PROBLEM REQUIREMENTS: Every record must be written out once more, with nothing added or omitted.

------ DATA FOR PROCESSING

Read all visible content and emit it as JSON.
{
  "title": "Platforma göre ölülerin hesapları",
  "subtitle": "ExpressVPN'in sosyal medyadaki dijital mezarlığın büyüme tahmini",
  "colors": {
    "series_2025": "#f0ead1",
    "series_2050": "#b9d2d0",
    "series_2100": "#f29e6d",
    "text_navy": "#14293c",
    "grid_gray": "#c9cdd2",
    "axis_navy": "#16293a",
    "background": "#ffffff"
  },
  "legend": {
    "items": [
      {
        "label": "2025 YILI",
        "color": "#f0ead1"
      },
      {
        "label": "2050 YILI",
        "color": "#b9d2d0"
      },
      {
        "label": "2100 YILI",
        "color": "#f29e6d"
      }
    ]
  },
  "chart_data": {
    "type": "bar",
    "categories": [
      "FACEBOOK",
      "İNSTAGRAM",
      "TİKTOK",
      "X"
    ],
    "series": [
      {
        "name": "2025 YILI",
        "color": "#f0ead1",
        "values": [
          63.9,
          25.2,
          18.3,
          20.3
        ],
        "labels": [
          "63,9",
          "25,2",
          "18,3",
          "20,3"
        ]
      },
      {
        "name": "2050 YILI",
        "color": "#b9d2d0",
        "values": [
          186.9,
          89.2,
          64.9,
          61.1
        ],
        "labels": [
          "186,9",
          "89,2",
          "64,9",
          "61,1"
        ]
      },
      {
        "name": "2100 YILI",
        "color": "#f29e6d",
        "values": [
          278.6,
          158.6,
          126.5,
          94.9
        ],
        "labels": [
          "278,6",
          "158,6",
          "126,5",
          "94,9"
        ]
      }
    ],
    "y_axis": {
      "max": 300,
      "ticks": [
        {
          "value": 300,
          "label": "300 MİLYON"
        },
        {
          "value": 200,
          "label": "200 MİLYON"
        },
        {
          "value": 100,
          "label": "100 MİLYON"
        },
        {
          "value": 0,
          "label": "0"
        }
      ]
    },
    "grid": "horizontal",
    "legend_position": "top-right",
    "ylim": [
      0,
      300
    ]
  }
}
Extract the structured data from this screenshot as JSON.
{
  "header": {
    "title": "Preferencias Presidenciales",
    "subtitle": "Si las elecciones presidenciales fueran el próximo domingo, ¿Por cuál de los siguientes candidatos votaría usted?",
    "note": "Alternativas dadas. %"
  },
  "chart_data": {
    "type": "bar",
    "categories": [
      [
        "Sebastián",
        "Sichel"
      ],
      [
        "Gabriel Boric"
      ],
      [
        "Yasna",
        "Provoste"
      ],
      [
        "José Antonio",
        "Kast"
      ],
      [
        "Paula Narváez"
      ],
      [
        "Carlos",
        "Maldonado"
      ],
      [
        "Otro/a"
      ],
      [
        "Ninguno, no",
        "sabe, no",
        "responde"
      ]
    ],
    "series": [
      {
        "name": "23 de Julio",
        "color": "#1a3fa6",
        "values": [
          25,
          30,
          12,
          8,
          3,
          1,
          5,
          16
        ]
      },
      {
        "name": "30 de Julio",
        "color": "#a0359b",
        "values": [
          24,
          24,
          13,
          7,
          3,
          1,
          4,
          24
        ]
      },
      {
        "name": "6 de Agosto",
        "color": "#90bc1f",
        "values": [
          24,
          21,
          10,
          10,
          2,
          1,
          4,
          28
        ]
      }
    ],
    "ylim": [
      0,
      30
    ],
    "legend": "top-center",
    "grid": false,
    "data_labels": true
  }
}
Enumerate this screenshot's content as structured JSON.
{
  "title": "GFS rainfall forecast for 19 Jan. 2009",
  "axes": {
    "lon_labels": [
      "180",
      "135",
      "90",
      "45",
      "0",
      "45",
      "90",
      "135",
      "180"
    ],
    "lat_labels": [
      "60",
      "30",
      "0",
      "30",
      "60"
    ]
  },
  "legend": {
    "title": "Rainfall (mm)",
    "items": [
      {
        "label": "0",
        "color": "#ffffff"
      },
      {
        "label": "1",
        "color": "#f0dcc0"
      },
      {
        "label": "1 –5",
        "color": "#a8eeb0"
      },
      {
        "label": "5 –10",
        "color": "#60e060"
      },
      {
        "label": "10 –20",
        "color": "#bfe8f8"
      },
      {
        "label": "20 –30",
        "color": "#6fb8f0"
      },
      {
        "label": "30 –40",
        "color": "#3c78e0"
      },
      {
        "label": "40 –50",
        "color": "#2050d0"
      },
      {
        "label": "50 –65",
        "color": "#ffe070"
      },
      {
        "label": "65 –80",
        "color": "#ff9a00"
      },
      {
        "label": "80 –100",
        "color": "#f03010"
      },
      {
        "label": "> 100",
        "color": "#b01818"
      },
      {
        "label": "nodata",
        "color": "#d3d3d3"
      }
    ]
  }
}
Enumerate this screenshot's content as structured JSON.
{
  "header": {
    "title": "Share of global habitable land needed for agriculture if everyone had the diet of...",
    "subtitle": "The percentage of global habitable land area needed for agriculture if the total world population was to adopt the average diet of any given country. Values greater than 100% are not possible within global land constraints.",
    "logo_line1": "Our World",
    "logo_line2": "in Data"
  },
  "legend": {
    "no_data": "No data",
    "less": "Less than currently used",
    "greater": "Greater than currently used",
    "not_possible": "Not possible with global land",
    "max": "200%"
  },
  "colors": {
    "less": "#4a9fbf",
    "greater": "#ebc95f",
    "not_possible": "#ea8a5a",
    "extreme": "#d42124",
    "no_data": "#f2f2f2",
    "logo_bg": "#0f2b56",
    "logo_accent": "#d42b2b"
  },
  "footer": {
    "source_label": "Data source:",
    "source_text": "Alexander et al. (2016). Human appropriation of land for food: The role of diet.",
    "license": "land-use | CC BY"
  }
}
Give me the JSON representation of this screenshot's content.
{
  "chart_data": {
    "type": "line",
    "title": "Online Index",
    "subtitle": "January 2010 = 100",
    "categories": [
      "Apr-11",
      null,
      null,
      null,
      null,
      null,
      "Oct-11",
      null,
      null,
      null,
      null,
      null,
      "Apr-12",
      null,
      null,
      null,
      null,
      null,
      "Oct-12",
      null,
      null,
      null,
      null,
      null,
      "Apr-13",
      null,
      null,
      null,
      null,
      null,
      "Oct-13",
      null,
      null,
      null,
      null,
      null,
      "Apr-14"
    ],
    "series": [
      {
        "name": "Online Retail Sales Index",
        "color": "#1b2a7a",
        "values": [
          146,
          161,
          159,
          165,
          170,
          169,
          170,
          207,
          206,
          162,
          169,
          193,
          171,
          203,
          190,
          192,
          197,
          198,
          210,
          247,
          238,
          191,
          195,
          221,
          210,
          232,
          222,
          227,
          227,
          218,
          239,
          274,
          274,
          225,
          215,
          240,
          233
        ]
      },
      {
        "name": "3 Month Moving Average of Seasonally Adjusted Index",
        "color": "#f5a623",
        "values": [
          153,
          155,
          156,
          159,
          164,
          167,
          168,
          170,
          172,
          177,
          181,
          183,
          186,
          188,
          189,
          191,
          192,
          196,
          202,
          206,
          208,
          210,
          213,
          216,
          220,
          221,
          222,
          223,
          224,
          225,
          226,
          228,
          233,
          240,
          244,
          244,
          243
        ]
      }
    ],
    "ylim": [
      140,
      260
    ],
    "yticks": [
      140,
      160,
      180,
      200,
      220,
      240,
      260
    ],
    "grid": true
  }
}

------------

FULL RESPONSE:
Read all visible content and emit it as JSON.
{
  "title": "Platforma göre ölülerin hesapları",
  "subtitle": "ExpressVPN'in sosyal medyadaki dijital mezarlığın büyüme tahmini",
  "colors": {
    "series_2025": "#f0ead1",
    "series_2050": "#b9d2d0",
    "series_2100": "#f29e6d",
    "text_navy": "#14293c",
    "grid_gray": "#c9cdd2",
    "axis_navy": "#16293a",
    "background": "#ffffff"
  },
  "legend": {
    "items": [
      {
        "label": "2025 YILI",
        "color": "#f0ead1"
      },
      {
        "label": "2050 YILI",
        "color": "#b9d2d0"
      },
      {
        "label": "2100 YILI",
        "color": "#f29e6d"
      }
    ]
  },
  "chart_data": {
    "type": "bar",
    "categories": [
      "FACEBOOK",
      "İNSTAGRAM",
      "TİKTOK",
      "X"
    ],
    "series": [
      {
        "name": "2025 YILI",
        "color": "#f0ead1",
        "values": [
          63.9,
          25.2,
          18.3,
          20.3
        ],
        "labels": [
          "63,9",
          "25,2",
          "18,3",
          "20,3"
        ]
      },
      {
        "name": "2050 YILI",
        "color": "#b9d2d0",
        "values": [
          186.9,
          89.2,
          64.9,
          61.1
        ],
        "labels": [
          "186,9",
          "89,2",
          "64,9",
          "61,1"
        ]
      },
      {
        "name": "2100 YILI",
        "color": "#f29e6d",
        "values": [
          278.6,
          158.6,
          126.5,
          94.9
        ],
        "labels": [
          "278,6",
          "158,6",
          "126,5",
          "94,9"
        ]
      }
    ],
    "y_axis": {
      "max": 300,
      "ticks": [
        {
          "value": 300,
          "label": "300 MİLYON"
        },
        {
          "value": 200,
          "label": "200 MİLYON"
        },
        {
          "value": 100,
          "label": "100 MİLYON"
        },
        {
          "value": 0,
          "label": "0"
        }
      ]
    },
    "grid": "horizontal",
    "legend_position": "top-right",
    "ylim": [
      0,
      300
    ]
  }
}
Extract the structured data from this screenshot as JSON.
{
  "header": {
    "title": "Preferencias Presidenciales",
    "subtitle": "Si las elecciones presidenciales fueran el próximo domingo, ¿Por cuál de los siguientes candidatos votaría usted?",
    "note": "Alternativas dadas. %"
  },
  "chart_data": {
    "type": "bar",
    "categories": [
      [
        "Sebastián",
        "Sichel"
      ],
      [
        "Gabriel Boric"
      ],
      [
        "Yasna",
        "Provoste"
      ],
      [
        "José Antonio",
        "Kast"
      ],
      [
        "Paula Narváez"
      ],
      [
        "Carlos",
        "Maldonado"
      ],
      [
        "Otro/a"
      ],
      [
        "Ninguno, no",
        "sabe, no",
        "responde"
      ]
    ],
    "series": [
      {
        "name": "23 de Julio",
        "color": "#1a3fa6",
        "values": [
          25,
          30,
          12,
          8,
          3,
          1,
          5,
          16
        ]
      },
      {
        "name": "30 de Julio",
        "color": "#a0359b",
        "values": [
          24,
          24,
          13,
          7,
          3,
          1,
          4,
          24
        ]
      },
      {
        "name": "6 de Agosto",
        "color": "#90bc1f",
        "values": [
          24,
          21,
          10,
          10,
          2,
          1,
          4,
          28
        ]
      }
    ],
    "ylim": [
      0,
      30
    ],
    "legend": "top-center",
    "grid": false,
    "data_labels": true
  }
}
Enumerate this screenshot's content as structured JSON.
{
  "title": "GFS rainfall forecast for 19 Jan. 2009",
  "axes": {
    "lon_labels": [
      "180",
      "135",
      "90",
      "45",
      "0",
      "45",
      "90",
      "135",
      "180"
    ],
    "lat_labels": [
      "60",
      "30",
      "0",
      "30",
      "60"
    ]
  },
  "legend": {
    "title": "Rainfall (mm)",
    "items": [
      {
        "label": "0",
        "color": "#ffffff"
      },
      {
        "label": "1",
        "color": "#f0dcc0"
      },
      {
        "label": "1 –5",
        "color": "#a8eeb0"
      },
      {
        "label": "5 –10",
        "color": "#60e060"
      },
      {
        "label": "10 –20",
        "color": "#bfe8f8"
      },
      {
        "label": "20 –30",
        "color": "#6fb8f0"
      },
      {
        "label": "30 –40",
        "color": "#3c78e0"
      },
      {
        "label": "40 –50",
        "color": "#2050d0"
      },
      {
        "label": "50 –65",
        "color": "#ffe070"
      },
      {
        "label": "65 –80",
        "color": "#ff9a00"
      },
      {
        "label": "80 –100",
        "color": "#f03010"
      },
      {
        "label": "> 100",
        "color": "#b01818"
      },
      {
        "label": "nodata",
        "color": "#d3d3d3"
      }
    ]
  }
}
Enumerate this screenshot's content as structured JSON.
{
  "header": {
    "title": "Share of global habitable land needed for agriculture if everyone had the diet of...",
    "subtitle": "The percentage of global habitable land area needed for agriculture if the total world population was to adopt the average diet of any given country. Values greater than 100% are not possible within global land constraints.",
    "logo_line1": "Our World",
    "logo_line2": "in Data"
  },
  "legend": {
    "no_data": "No data",
    "less": "Less than currently used",
    "greater": "Greater than currently used",
    "not_possible": "Not possible with global land",
    "max": "200%"
  },
  "colors": {
    "less": "#4a9fbf",
    "greater": "#ebc95f",
    "not_possible": "#ea8a5a",
    "extreme": "#d42124",
    "no_data": "#f2f2f2",
    "logo_bg": "#0f2b56",
    "logo_accent": "#d42b2b"
  },
  "footer": {
    "source_label": "Data source:",
    "source_text": "Alexander et al. (2016). Human appropriation of land for food: The role of diet.",
    "license": "land-use | CC BY"
  }
}
Give me the JSON representation of this screenshot's content.
{
  "chart_data": {
    "type": "line",
    "title": "Online Index",
    "subtitle": "January 2010 = 100",
    "categories": [
      "Apr-11",
      null,
      null,
      null,
      null,
      null,
      "Oct-11",
      null,
      null,
      null,
      null,
      null,
      "Apr-12",
      null,
      null,
      null,
      null,
      null,
      "Oct-12",
      null,
      null,
      null,
      null,
      null,
      "Apr-13",
      null,
      null,
      null,
      null,
      null,
      "Oct-13",
      null,
      null,
      null,
      null,
      null,
      "Apr-14"
    ],
    "series": [
      {
        "name": "Online Retail Sales Index",
        "color": "#1b2a7a",
        "values": [
          146,
          161,
          159,
          165,
          170,
          169,
          170,
          207,
          206,
          162,
          169,
          193,
          171,
          203,
          190,
          192,
          197,
          198,
          210,
          247,
          238,
          191,
          195,
          221,
          210,
          232,
          222,
          227,
          227,
          218,
          239,
          274,
          274,
          225,
          215,
          240,
          233
        ]
      },
      {
        "name": "3 Month Moving Average of Seasonally Adjusted Index",
        "color": "#f5a623",
        "values": [
          153,
          155,
          156,
          159,
          164,
          167,
          168,
          170,
          172,
          177,
          181,
          183,
          186,
          188,
          189,
          191,
          192,
          196,
          202,
          206,
          208,
          210,
          213,
          216,
          220,
          221,
          222,
          223,
          224,
          225,
          226,
          228,
          233,
          240,
          244,
          244,
          243
        ]
      }
    ],
    "ylim": [
      140,
      260
    ],
    "yticks": [
      140,
      160,
      180,
      200,
      220,
      240,
      260
    ],
    "grid": true
  }
}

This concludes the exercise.